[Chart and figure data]
- - - -

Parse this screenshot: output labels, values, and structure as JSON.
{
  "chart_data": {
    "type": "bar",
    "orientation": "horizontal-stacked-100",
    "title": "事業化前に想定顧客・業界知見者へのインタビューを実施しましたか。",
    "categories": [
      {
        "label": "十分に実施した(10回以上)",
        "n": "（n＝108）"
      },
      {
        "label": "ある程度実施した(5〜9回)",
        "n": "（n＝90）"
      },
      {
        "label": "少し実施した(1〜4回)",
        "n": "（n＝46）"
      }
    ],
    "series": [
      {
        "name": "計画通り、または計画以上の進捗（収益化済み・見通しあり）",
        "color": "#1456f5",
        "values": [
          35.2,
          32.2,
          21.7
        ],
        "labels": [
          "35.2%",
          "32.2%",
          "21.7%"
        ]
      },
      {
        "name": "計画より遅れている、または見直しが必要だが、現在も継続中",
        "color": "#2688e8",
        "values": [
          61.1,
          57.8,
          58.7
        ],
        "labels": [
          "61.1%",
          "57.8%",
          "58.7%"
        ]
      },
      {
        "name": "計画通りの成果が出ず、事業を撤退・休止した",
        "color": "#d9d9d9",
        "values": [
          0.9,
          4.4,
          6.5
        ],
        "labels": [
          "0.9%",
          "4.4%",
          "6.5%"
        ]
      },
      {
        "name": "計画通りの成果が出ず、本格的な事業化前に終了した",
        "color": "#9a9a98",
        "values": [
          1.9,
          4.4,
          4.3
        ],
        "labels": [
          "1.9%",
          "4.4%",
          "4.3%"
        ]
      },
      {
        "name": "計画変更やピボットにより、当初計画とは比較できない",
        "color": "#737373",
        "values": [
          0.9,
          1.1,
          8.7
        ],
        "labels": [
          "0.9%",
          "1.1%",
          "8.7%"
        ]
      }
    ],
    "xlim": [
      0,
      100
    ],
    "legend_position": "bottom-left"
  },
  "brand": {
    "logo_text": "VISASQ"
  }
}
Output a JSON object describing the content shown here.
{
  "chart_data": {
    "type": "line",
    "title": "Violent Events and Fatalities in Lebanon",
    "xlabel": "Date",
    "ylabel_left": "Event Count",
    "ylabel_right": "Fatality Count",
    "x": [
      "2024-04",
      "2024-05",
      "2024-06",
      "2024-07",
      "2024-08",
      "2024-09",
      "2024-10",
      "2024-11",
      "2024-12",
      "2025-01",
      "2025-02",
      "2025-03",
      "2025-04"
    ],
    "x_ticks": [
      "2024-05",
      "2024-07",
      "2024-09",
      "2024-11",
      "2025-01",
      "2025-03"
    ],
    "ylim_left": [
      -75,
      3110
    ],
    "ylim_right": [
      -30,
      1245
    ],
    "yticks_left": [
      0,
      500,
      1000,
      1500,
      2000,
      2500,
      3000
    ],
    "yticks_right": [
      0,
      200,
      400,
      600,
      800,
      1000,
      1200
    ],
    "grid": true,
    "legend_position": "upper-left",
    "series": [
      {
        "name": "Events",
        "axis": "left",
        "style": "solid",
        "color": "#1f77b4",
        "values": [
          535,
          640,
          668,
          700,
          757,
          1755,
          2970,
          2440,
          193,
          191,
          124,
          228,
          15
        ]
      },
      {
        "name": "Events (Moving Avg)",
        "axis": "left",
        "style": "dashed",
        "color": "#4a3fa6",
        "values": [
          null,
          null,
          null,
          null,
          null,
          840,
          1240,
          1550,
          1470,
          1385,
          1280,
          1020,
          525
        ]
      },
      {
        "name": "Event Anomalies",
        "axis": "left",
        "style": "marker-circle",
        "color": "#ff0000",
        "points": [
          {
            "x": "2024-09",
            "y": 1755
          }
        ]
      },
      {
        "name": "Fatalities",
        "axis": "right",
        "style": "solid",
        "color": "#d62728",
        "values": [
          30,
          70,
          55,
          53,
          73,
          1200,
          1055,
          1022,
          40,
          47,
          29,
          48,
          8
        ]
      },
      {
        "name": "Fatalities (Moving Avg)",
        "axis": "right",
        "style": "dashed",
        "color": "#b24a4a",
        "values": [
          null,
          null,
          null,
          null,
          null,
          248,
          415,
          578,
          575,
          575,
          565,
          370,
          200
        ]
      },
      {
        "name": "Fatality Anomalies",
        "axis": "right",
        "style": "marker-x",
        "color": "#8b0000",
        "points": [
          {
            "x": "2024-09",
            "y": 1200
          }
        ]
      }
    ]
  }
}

- - - -

◆ **Exercise objective**
Copy all of the material word for word.

◆ **Output of the exercise**
Parse this screenshot: output labels, values, and structure as JSON.
{
  "chart_data": {
    "type": "bar",
    "orientation": "horizontal-stacked-100",
    "title": "事業化前に想定顧客・業界知見者へのインタビューを実施しましたか。",
    "categories": [
      {
        "label": "十分に実施した(10回以上)",
        "n": "（n＝108）"
      },
      {
        "label": "ある程度実施した(5〜9回)",
        "n": "（n＝90）"
      },
      {
        "label": "少し実施した(1〜4回)",
        "n": "（n＝46）"
      }
    ],
    "series": [
      {
        "name": "計画通り、または計画以上の進捗（収益化済み・見通しあり）",
        "color": "#1456f5",
        "values": [
          35.2,
          32.2,
          21.7
        ],
        "labels": [
          "35.2%",
          "32.2%",
          "21.7%"
        ]
      },
      {
        "name": "計画より遅れている、または見直しが必要だが、現在も継続中",
        "color": "#2688e8",
        "values": [
          61.1,
          57.8,
          58.7
        ],
        "labels": [
          "61.1%",
          "57.8%",
          "58.7%"
        ]
      },
      {
        "name": "計画通りの成果が出ず、事業を撤退・休止した",
        "color": "#d9d9d9",
        "values": [
          0.9,
          4.4,
          6.5
        ],
        "labels": [
          "0.9%",
          "4.4%",
          "6.5%"
        ]
      },
      {
        "name": "計画通りの成果が出ず、本格的な事業化前に終了した",
        "color": "#9a9a98",
        "values": [
          1.9,
          4.4,
          4.3
        ],
        "labels": [
          "1.9%",
          "4.4%",
          "4.3%"
        ]
      },
      {
        "name": "計画変更やピボットにより、当初計画とは比較できない",
        "color": "#737373",
        "values": [
          0.9,
          1.1,
          8.7
        ],
        "labels": [
          "0.9%",
          "1.1%",
          "8.7%"
        ]
      }
    ],
    "xlim": [
      0,
      100
    ],
    "legend_position": "bottom-left"
  },
  "brand": {
    "logo_text": "VISASQ"
  }
}
Output a JSON object describing the content shown here.
{
  "chart_data": {
    "type": "line",
    "title": "Violent Events and Fatalities in Lebanon",
    "xlabel": "Date",
    "ylabel_left": "Event Count",
    "ylabel_right": "Fatality Count",
    "x": [
      "2024-04",
      "2024-05",
      "2024-06",
      "2024-07",
      "2024-08",
      "2024-09",
      "2024-10",
      "2024-11",
      "2024-12",
      "2025-01",
      "2025-02",
      "2025-03",
      "2025-04"
    ],
    "x_ticks": [
      "2024-05",
      "2024-07",
      "2024-09",
      "2024-11",
      "2025-01",
      "2025-03"
    ],
    "ylim_left": [
      -75,
      3110
    ],
    "ylim_right": [
      -30,
      1245
    ],
    "yticks_left": [
      0,
      500,
      1000,
      1500,
      2000,
      2500,
      3000
    ],
    "yticks_right": [
      0,
      200,
      400,
      600,
      800,
      1000,
      1200
    ],
    "grid": true,
    "legend_position": "upper-left",
    "series": [
      {
        "name": "Events",
        "axis": "left",
        "style": "solid",
        "color": "#1f77b4",
        "values": [
          535,
          640,
          668,
          700,
          757,
          1755,
          2970,
          2440,
          193,
          191,
          124,
          228,
          15
        ]
      },
      {
        "name": "Events (Moving Avg)",
        "axis": "left",
        "style": "dashed",
        "color": "#4a3fa6",
        "values": [
          null,
          null,
          null,
          null,
          null,
          840,
          1240,
          1550,
          1470,
          1385,
          1280,
          1020,
          525
        ]
      },
      {
        "name": "Event Anomalies",
        "axis": "left",
        "style": "marker-circle",
        "color": "#ff0000",
        "points": [
          {
            "x": "2024-09",
            "y": 1755
          }
        ]
      },
      {
        "name": "Fatalities",
        "axis": "right",
        "style": "solid",
        "color": "#d62728",
        "values": [
          30,
          70,
          55,
          53,
          73,
          1200,
          1055,
          1022,
          40,
          47,
          29,
          48,
          8
        ]
      },
      {
        "name": "Fatalities (Moving Avg)",
        "axis": "right",
        "style": "dashed",
        "color": "#b24a4a",
        "values": [
          null,
          null,
          null,
          null,
          null,
          248,
          415,
          578,
          575,
          575,
          565,
          370,
          200
        ]
      },
      {
        "name": "Fatality Anomalies",
        "axis": "right",
        "style": "marker-x",
        "color": "#8b0000",
        "points": [
          {
            "x": "2024-09",
            "y": 1200
          }
        ]
      }
    ]
  }
}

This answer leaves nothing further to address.